Collected data

## START

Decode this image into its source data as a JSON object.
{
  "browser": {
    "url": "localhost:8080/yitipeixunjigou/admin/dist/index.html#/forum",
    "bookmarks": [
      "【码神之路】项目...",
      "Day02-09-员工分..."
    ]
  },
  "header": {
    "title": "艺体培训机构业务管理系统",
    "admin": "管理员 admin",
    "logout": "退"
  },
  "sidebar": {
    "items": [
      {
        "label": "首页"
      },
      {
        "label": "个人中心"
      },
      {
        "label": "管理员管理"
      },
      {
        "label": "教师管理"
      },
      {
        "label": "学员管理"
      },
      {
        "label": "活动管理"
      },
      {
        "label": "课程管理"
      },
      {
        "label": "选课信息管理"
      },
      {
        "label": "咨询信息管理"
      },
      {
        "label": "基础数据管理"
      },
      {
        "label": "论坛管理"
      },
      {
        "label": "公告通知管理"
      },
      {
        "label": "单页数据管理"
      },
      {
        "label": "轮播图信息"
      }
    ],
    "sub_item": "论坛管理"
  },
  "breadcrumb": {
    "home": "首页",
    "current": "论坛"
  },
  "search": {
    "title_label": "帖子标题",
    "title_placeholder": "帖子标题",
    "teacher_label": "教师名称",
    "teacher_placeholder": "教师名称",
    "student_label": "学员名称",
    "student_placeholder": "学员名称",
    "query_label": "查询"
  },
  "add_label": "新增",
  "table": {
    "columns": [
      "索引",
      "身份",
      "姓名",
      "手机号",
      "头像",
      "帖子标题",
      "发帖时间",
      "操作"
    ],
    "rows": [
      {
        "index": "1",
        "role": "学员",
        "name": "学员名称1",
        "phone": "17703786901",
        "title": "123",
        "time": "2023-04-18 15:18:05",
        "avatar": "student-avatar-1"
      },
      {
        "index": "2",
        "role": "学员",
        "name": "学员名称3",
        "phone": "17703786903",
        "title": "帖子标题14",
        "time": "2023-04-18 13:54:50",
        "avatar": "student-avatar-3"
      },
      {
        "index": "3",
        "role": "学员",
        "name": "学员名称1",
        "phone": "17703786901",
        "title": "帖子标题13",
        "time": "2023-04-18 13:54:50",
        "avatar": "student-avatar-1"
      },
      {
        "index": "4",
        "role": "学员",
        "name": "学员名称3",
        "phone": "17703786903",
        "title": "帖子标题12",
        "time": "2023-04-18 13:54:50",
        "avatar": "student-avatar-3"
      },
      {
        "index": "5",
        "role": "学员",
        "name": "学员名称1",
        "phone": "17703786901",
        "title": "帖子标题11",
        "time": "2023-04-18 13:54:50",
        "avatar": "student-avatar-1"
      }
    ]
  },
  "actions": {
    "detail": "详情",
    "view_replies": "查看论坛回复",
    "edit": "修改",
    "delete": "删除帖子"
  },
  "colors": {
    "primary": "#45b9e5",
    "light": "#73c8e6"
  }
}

## END
## START

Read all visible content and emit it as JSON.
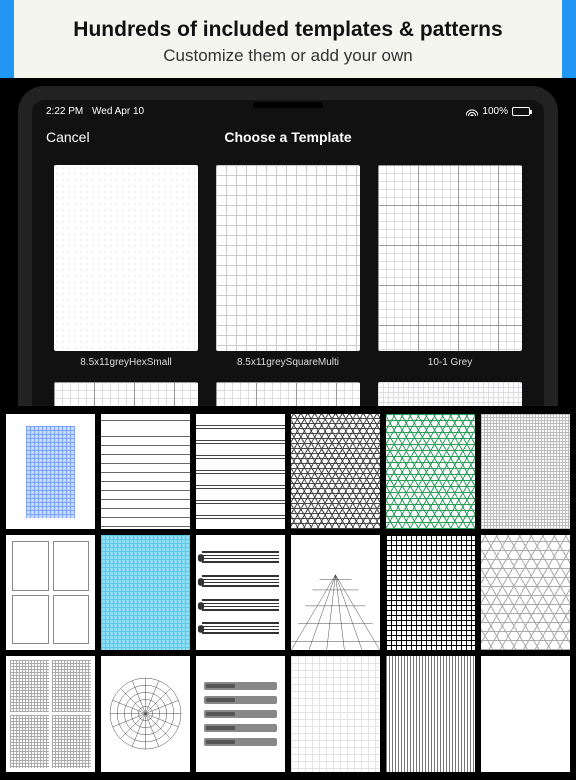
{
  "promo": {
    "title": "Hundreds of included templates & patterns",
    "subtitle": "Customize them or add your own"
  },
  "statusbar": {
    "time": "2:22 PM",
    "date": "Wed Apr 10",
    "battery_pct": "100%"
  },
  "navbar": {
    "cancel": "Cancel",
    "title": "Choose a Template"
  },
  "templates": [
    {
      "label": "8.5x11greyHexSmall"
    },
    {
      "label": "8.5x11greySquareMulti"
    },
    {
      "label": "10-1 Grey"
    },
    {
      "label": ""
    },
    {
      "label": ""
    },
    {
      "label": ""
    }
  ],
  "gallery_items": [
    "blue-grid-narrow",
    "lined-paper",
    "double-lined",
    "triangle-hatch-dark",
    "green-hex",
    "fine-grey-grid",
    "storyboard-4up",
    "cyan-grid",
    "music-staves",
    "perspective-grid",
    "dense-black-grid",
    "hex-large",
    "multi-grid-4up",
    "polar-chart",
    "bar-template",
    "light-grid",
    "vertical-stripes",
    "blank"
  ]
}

## END

Aim of the exercise
Search the entries for the word "templates" and copy every line that has it.

Reply to the task
    "title": "Hundreds of included templates & patterns",
  "templates": [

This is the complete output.